• [The request]:
State how many lines hold the string "Chwałowice". Give the number and nothing else.

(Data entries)
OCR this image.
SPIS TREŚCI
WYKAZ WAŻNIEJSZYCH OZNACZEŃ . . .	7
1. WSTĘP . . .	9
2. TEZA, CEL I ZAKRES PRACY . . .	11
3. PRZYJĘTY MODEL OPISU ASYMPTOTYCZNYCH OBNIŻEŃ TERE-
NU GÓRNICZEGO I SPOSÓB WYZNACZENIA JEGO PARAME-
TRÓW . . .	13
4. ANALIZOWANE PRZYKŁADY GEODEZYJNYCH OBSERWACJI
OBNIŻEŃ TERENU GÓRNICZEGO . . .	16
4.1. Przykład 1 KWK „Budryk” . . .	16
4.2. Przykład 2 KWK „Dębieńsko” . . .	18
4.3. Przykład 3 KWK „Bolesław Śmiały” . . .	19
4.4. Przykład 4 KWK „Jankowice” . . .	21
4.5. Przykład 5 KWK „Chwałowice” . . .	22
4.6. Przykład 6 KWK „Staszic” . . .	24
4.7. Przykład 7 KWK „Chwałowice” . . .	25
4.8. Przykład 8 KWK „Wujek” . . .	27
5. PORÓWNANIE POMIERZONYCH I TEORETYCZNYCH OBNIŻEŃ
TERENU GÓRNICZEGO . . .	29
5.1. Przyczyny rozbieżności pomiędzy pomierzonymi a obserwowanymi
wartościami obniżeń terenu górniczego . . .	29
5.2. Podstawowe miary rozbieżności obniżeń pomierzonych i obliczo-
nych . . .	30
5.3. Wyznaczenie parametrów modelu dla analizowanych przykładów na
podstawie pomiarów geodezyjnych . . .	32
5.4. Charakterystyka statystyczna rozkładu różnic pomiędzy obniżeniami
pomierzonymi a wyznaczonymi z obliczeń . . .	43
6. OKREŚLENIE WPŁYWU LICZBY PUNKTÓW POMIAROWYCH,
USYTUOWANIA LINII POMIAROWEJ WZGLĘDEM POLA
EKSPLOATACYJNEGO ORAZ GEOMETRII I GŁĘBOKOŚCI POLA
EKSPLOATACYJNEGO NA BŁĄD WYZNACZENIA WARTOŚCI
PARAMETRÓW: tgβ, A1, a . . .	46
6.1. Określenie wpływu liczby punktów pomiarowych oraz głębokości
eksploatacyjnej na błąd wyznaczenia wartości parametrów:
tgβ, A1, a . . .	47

==

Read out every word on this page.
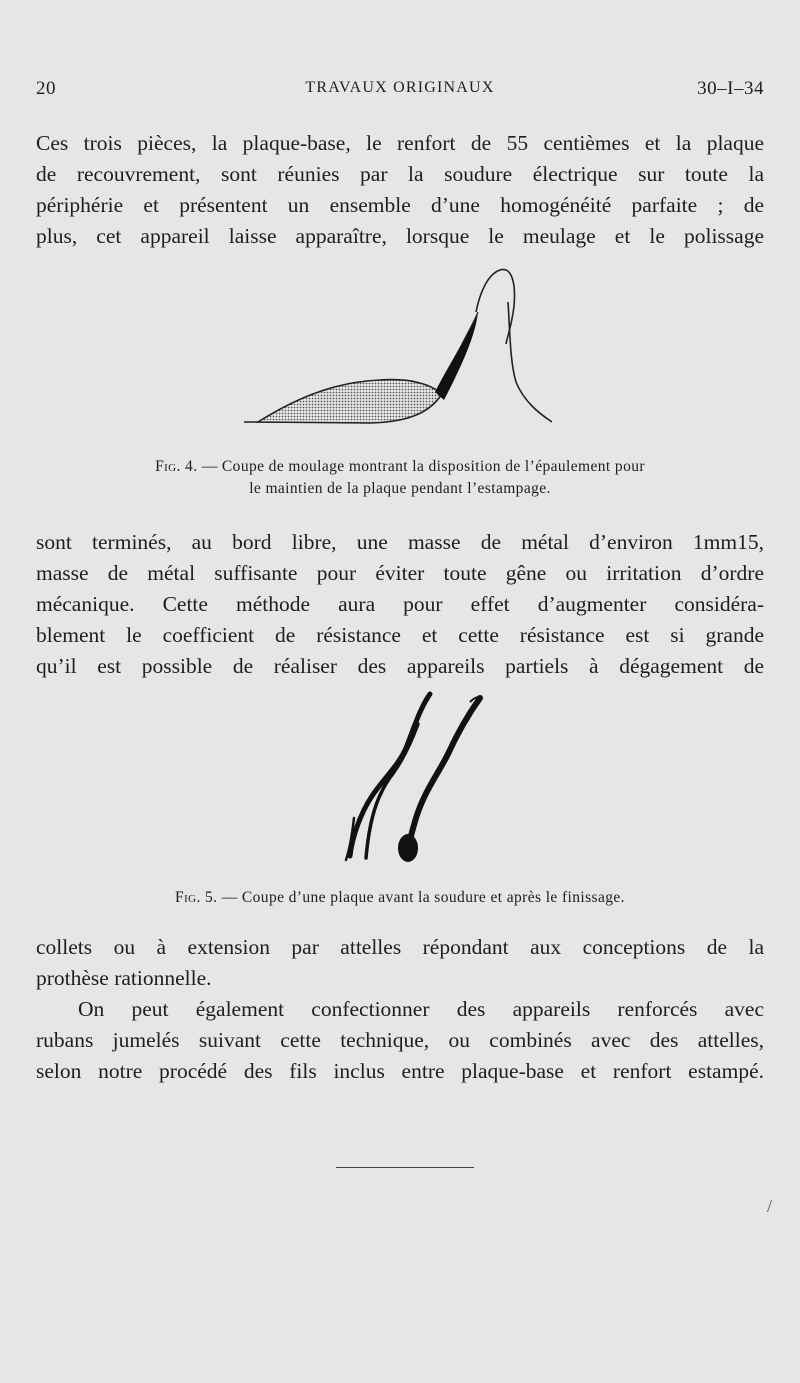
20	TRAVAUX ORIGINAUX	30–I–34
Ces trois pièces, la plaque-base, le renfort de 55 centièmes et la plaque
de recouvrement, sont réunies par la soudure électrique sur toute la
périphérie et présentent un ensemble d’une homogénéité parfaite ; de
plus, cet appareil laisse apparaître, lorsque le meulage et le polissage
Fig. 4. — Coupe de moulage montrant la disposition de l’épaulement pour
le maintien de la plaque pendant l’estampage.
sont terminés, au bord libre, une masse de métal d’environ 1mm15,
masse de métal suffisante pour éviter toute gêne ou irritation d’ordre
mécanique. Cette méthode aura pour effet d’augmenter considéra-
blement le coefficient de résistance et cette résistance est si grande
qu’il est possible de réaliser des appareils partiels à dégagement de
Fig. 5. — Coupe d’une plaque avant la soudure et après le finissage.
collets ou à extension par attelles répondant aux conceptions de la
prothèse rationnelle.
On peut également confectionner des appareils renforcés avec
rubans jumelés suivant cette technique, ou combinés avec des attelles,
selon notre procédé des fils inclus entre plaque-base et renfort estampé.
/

==

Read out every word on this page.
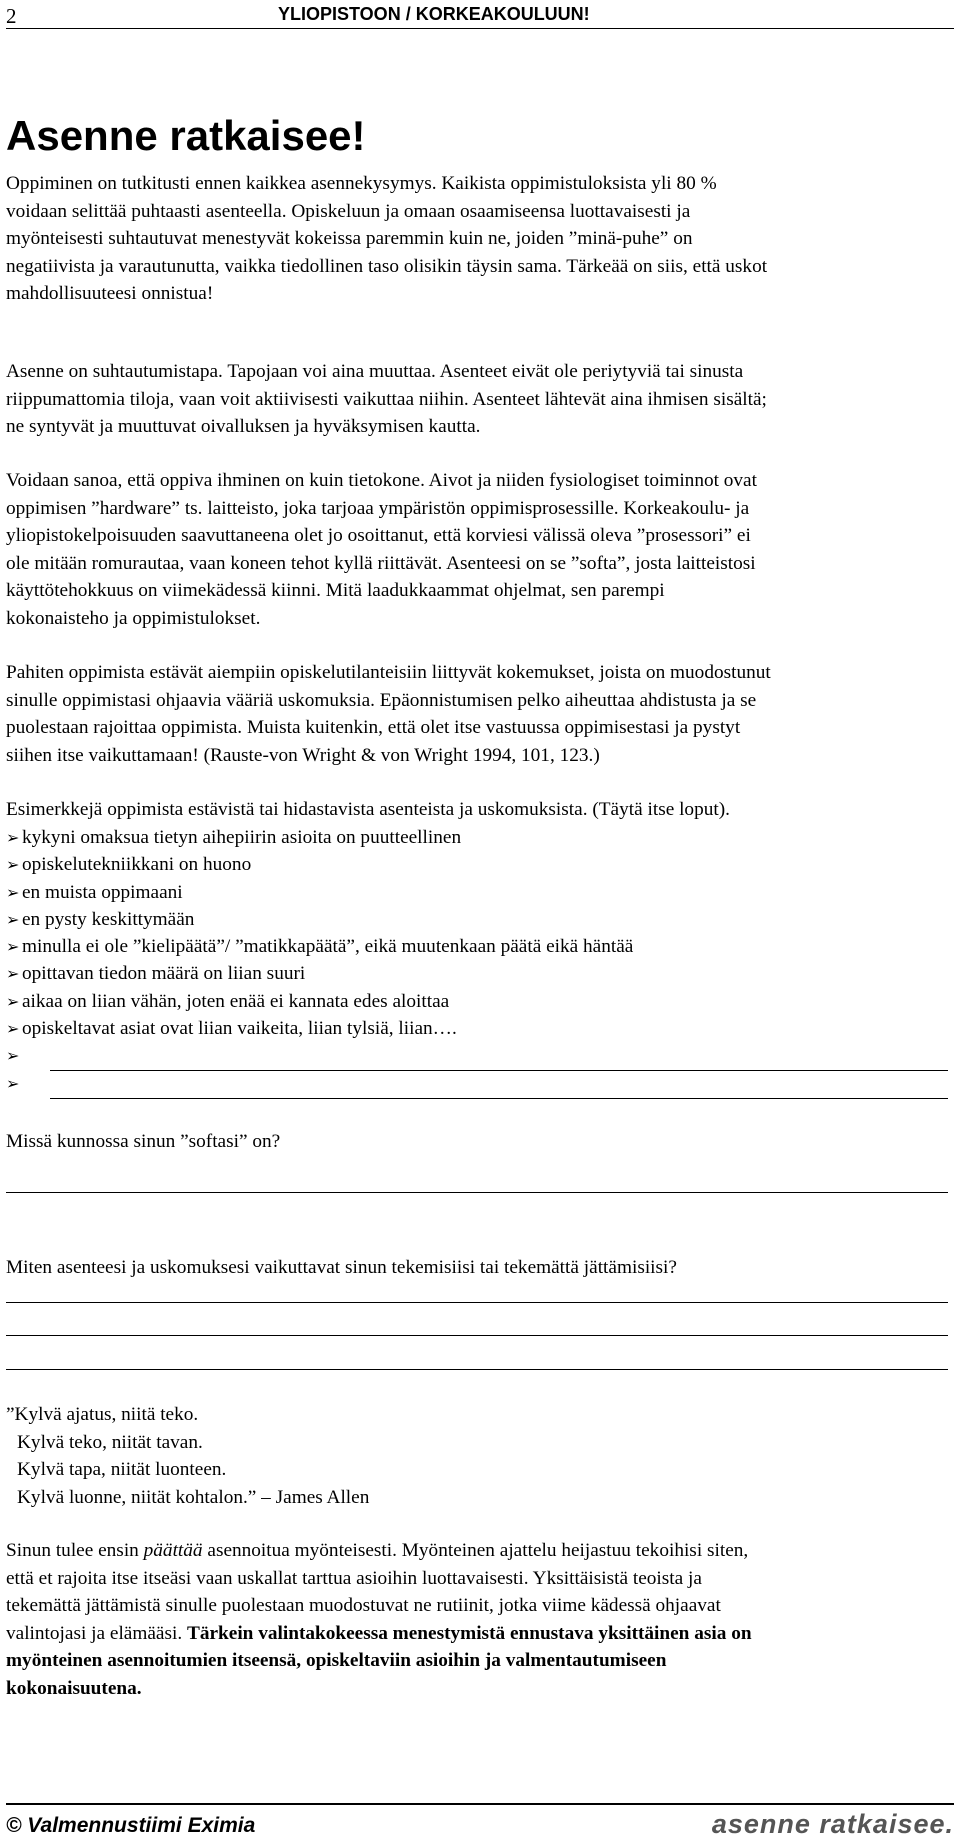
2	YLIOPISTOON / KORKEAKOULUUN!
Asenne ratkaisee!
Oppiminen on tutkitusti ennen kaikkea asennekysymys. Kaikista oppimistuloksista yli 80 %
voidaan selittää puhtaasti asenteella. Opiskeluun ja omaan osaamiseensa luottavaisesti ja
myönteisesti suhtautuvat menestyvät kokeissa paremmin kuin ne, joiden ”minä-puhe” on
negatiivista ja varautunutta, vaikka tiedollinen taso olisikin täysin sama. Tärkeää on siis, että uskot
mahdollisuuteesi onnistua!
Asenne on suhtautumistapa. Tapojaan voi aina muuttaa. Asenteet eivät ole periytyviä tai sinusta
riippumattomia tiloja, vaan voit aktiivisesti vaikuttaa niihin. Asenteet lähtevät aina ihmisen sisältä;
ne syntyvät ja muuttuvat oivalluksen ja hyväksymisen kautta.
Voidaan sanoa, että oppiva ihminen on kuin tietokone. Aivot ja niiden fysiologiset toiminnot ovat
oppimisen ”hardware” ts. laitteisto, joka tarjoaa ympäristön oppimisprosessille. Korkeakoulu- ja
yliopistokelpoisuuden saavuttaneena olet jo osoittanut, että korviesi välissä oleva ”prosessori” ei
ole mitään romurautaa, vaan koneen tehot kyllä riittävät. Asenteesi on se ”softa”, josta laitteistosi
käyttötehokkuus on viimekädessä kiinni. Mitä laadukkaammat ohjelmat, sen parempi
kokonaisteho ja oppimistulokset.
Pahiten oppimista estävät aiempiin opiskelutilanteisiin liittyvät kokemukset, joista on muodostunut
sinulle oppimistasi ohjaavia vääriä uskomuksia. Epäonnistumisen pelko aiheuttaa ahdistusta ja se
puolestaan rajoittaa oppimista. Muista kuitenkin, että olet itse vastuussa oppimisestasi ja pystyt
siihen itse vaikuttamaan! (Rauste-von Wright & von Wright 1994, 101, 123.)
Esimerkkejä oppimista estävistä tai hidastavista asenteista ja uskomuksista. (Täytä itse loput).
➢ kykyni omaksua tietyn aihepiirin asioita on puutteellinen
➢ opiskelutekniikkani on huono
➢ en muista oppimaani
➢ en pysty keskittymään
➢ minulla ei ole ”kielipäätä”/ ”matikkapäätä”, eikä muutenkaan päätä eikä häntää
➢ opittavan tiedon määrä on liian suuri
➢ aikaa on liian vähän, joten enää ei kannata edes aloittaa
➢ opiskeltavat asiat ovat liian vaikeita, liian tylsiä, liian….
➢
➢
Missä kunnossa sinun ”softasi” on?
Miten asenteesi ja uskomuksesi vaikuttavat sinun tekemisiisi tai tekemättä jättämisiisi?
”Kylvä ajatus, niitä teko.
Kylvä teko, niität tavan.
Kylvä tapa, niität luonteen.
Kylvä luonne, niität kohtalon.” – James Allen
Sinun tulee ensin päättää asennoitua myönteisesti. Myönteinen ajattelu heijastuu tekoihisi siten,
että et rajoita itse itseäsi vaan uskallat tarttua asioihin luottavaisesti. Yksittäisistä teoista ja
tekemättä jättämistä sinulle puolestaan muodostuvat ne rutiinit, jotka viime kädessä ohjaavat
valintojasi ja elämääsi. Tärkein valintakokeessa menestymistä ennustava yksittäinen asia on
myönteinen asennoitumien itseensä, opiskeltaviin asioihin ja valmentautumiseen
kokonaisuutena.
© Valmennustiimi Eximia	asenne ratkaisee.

• [Response]:
2